* WRITTEN PROBLEM *
Take the records underneath and set them down exactly.

* MATERIAL PROVIDED *
(begin)

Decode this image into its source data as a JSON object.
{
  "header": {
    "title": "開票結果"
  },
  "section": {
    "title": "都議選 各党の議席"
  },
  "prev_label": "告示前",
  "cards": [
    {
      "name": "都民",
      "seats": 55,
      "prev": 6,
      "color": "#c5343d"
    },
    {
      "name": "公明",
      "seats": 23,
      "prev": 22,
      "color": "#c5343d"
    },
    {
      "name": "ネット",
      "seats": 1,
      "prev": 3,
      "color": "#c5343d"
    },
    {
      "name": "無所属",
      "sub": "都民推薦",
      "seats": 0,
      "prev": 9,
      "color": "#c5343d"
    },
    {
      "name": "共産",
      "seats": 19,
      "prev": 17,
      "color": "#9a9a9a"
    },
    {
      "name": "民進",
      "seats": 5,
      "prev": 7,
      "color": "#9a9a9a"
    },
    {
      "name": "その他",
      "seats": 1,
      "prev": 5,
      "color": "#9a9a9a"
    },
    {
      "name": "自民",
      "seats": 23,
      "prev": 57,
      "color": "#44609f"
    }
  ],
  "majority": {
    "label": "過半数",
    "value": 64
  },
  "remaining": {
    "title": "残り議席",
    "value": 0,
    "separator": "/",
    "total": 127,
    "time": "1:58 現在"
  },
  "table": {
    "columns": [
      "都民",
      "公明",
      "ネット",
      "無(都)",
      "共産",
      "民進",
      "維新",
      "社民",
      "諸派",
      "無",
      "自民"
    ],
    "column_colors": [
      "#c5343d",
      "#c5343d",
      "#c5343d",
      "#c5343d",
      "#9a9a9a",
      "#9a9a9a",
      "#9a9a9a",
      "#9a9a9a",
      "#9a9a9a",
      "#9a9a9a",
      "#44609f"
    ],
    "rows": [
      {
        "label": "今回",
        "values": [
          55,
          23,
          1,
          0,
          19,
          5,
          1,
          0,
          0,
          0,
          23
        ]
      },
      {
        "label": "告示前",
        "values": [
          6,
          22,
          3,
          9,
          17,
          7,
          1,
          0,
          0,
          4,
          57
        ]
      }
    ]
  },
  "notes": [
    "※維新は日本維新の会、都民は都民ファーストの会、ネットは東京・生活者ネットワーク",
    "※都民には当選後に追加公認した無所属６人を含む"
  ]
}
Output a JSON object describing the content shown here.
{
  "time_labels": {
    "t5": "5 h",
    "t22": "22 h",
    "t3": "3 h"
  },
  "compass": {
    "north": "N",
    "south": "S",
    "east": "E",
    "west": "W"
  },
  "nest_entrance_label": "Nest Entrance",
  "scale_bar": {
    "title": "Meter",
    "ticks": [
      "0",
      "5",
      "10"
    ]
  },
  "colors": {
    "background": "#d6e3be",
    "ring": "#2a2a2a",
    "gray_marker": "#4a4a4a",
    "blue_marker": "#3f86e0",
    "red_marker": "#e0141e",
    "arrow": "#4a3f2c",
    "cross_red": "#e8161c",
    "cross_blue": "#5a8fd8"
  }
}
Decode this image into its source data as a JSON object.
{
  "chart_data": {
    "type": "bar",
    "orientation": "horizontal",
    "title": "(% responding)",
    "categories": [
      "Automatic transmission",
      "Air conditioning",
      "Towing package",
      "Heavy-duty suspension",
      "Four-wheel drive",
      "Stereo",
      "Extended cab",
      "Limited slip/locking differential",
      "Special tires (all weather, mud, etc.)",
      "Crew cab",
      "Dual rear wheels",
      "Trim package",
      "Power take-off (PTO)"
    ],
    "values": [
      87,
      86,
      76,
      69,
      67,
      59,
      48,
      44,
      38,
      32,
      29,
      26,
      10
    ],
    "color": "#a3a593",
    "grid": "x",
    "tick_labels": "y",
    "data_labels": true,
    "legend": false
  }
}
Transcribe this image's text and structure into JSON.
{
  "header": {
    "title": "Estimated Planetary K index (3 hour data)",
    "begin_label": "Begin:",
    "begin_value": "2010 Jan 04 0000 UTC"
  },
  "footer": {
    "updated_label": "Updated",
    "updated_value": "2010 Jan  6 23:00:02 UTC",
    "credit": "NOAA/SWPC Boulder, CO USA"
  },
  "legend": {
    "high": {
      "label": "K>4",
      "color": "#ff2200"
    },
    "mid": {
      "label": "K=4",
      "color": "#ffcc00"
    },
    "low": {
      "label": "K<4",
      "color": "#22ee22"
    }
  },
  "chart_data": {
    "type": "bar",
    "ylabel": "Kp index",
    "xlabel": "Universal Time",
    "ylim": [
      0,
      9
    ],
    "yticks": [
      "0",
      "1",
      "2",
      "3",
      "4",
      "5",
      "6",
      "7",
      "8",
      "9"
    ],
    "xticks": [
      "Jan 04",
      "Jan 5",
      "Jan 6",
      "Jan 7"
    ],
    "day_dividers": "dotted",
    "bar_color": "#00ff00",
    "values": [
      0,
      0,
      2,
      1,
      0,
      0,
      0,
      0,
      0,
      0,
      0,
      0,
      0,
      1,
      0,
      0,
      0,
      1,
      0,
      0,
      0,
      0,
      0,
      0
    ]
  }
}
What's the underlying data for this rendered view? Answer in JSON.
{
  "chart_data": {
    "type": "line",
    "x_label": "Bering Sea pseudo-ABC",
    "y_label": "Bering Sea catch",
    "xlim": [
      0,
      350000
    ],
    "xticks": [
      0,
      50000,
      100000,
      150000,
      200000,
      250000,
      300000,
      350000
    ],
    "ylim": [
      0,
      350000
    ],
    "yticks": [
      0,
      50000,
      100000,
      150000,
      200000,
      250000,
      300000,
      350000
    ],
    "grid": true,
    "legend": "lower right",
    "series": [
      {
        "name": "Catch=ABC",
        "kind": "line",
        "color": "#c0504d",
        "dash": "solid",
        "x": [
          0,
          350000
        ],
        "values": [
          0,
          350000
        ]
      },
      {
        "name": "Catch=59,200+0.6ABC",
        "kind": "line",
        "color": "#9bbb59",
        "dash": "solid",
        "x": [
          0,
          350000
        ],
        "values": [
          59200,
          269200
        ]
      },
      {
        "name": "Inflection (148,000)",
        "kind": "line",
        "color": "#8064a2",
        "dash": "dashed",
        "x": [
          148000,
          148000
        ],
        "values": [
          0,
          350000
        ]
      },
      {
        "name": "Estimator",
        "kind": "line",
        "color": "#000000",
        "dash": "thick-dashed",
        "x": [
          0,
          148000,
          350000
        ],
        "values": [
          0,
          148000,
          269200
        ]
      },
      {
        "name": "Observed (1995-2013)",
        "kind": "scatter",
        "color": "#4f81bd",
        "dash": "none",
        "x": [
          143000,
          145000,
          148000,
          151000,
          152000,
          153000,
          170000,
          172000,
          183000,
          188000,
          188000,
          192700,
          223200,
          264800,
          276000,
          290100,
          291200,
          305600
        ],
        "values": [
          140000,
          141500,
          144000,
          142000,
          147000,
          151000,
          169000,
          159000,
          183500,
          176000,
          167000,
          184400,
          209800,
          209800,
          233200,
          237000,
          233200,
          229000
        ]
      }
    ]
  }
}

(end)

* FULL RESPONSE *
Decode this image into its source data as a JSON object.
{
  "header": {
    "title": "開票結果"
  },
  "section": {
    "title": "都議選 各党の議席"
  },
  "prev_label": "告示前",
  "cards": [
    {
      "name": "都民",
      "seats": 55,
      "prev": 6,
      "color": "#c5343d"
    },
    {
      "name": "公明",
      "seats": 23,
      "prev": 22,
      "color": "#c5343d"
    },
    {
      "name": "ネット",
      "seats": 1,
      "prev": 3,
      "color": "#c5343d"
    },
    {
      "name": "無所属",
      "sub": "都民推薦",
      "seats": 0,
      "prev": 9,
      "color": "#c5343d"
    },
    {
      "name": "共産",
      "seats": 19,
      "prev": 17,
      "color": "#9a9a9a"
    },
    {
      "name": "民進",
      "seats": 5,
      "prev": 7,
      "color": "#9a9a9a"
    },
    {
      "name": "その他",
      "seats": 1,
      "prev": 5,
      "color": "#9a9a9a"
    },
    {
      "name": "自民",
      "seats": 23,
      "prev": 57,
      "color": "#44609f"
    }
  ],
  "majority": {
    "label": "過半数",
    "value": 64
  },
  "remaining": {
    "title": "残り議席",
    "value": 0,
    "separator": "/",
    "total": 127,
    "time": "1:58 現在"
  },
  "table": {
    "columns": [
      "都民",
      "公明",
      "ネット",
      "無(都)",
      "共産",
      "民進",
      "維新",
      "社民",
      "諸派",
      "無",
      "自民"
    ],
    "column_colors": [
      "#c5343d",
      "#c5343d",
      "#c5343d",
      "#c5343d",
      "#9a9a9a",
      "#9a9a9a",
      "#9a9a9a",
      "#9a9a9a",
      "#9a9a9a",
      "#9a9a9a",
      "#44609f"
    ],
    "rows": [
      {
        "label": "今回",
        "values": [
          55,
          23,
          1,
          0,
          19,
          5,
          1,
          0,
          0,
          0,
          23
        ]
      },
      {
        "label": "告示前",
        "values": [
          6,
          22,
          3,
          9,
          17,
          7,
          1,
          0,
          0,
          4,
          57
        ]
      }
    ]
  },
  "notes": [
    "※維新は日本維新の会、都民は都民ファーストの会、ネットは東京・生活者ネットワーク",
    "※都民には当選後に追加公認した無所属６人を含む"
  ]
}
Output a JSON object describing the content shown here.
{
  "time_labels": {
    "t5": "5 h",
    "t22": "22 h",
    "t3": "3 h"
  },
  "compass": {
    "north": "N",
    "south": "S",
    "east": "E",
    "west": "W"
  },
  "nest_entrance_label": "Nest Entrance",
  "scale_bar": {
    "title": "Meter",
    "ticks": [
      "0",
      "5",
      "10"
    ]
  },
  "colors": {
    "background": "#d6e3be",
    "ring": "#2a2a2a",
    "gray_marker": "#4a4a4a",
    "blue_marker": "#3f86e0",
    "red_marker": "#e0141e",
    "arrow": "#4a3f2c",
    "cross_red": "#e8161c",
    "cross_blue": "#5a8fd8"
  }
}
Decode this image into its source data as a JSON object.
{
  "chart_data": {
    "type": "bar",
    "orientation": "horizontal",
    "title": "(% responding)",
    "categories": [
      "Automatic transmission",
      "Air conditioning",
      "Towing package",
      "Heavy-duty suspension",
      "Four-wheel drive",
      "Stereo",
      "Extended cab",
      "Limited slip/locking differential",
      "Special tires (all weather, mud, etc.)",
      "Crew cab",
      "Dual rear wheels",
      "Trim package",
      "Power take-off (PTO)"
    ],
    "values": [
      87,
      86,
      76,
      69,
      67,
      59,
      48,
      44,
      38,
      32,
      29,
      26,
      10
    ],
    "color": "#a3a593",
    "grid": "x",
    "tick_labels": "y",
    "data_labels": true,
    "legend": false
  }
}
Transcribe this image's text and structure into JSON.
{
  "header": {
    "title": "Estimated Planetary K index (3 hour data)",
    "begin_label": "Begin:",
    "begin_value": "2010 Jan 04 0000 UTC"
  },
  "footer": {
    "updated_label": "Updated",
    "updated_value": "2010 Jan  6 23:00:02 UTC",
    "credit": "NOAA/SWPC Boulder, CO USA"
  },
  "legend": {
    "high": {
      "label": "K>4",
      "color": "#ff2200"
    },
    "mid": {
      "label": "K=4",
      "color": "#ffcc00"
    },
    "low": {
      "label": "K<4",
      "color": "#22ee22"
    }
  },
  "chart_data": {
    "type": "bar",
    "ylabel": "Kp index",
    "xlabel": "Universal Time",
    "ylim": [
      0,
      9
    ],
    "yticks": [
      "0",
      "1",
      "2",
      "3",
      "4",
      "5",
      "6",
      "7",
      "8",
      "9"
    ],
    "xticks": [
      "Jan 04",
      "Jan 5",
      "Jan 6",
      "Jan 7"
    ],
    "day_dividers": "dotted",
    "bar_color": "#00ff00",
    "values": [
      0,
      0,
      2,
      1,
      0,
      0,
      0,
      0,
      0,
      0,
      0,
      0,
      0,
      1,
      0,
      0,
      0,
      1,
      0,
      0,
      0,
      0,
      0,
      0
    ]
  }
}
What's the underlying data for this rendered view? Answer in JSON.
{
  "chart_data": {
    "type": "line",
    "x_label": "Bering Sea pseudo-ABC",
    "y_label": "Bering Sea catch",
    "xlim": [
      0,
      350000
    ],
    "xticks": [
      0,
      50000,
      100000,
      150000,
      200000,
      250000,
      300000,
      350000
    ],
    "ylim": [
      0,
      350000
    ],
    "yticks": [
      0,
      50000,
      100000,
      150000,
      200000,
      250000,
      300000,
      350000
    ],
    "grid": true,
    "legend": "lower right",
    "series": [
      {
        "name": "Catch=ABC",
        "kind": "line",
        "color": "#c0504d",
        "dash": "solid",
        "x": [
          0,
          350000
        ],
        "values": [
          0,
          350000
        ]
      },
      {
        "name": "Catch=59,200+0.6ABC",
        "kind": "line",
        "color": "#9bbb59",
        "dash": "solid",
        "x": [
          0,
          350000
        ],
        "values": [
          59200,
          269200
        ]
      },
      {
        "name": "Inflection (148,000)",
        "kind": "line",
        "color": "#8064a2",
        "dash": "dashed",
        "x": [
          148000,
          148000
        ],
        "values": [
          0,
          350000
        ]
      },
      {
        "name": "Estimator",
        "kind": "line",
        "color": "#000000",
        "dash": "thick-dashed",
        "x": [
          0,
          148000,
          350000
        ],
        "values": [
          0,
          148000,
          269200
        ]
      },
      {
        "name": "Observed (1995-2013)",
        "kind": "scatter",
        "color": "#4f81bd",
        "dash": "none",
        "x": [
          143000,
          145000,
          148000,
          151000,
          152000,
          153000,
          170000,
          172000,
          183000,
          188000,
          188000,
          192700,
          223200,
          264800,
          276000,
          290100,
          291200,
          305600
        ],
        "values": [
          140000,
          141500,
          144000,
          142000,
          147000,
          151000,
          169000,
          159000,
          183500,
          176000,
          167000,
          184400,
          209800,
          209800,
          233200,
          237000,
          233200,
          229000
        ]
      }
    ]
  }
}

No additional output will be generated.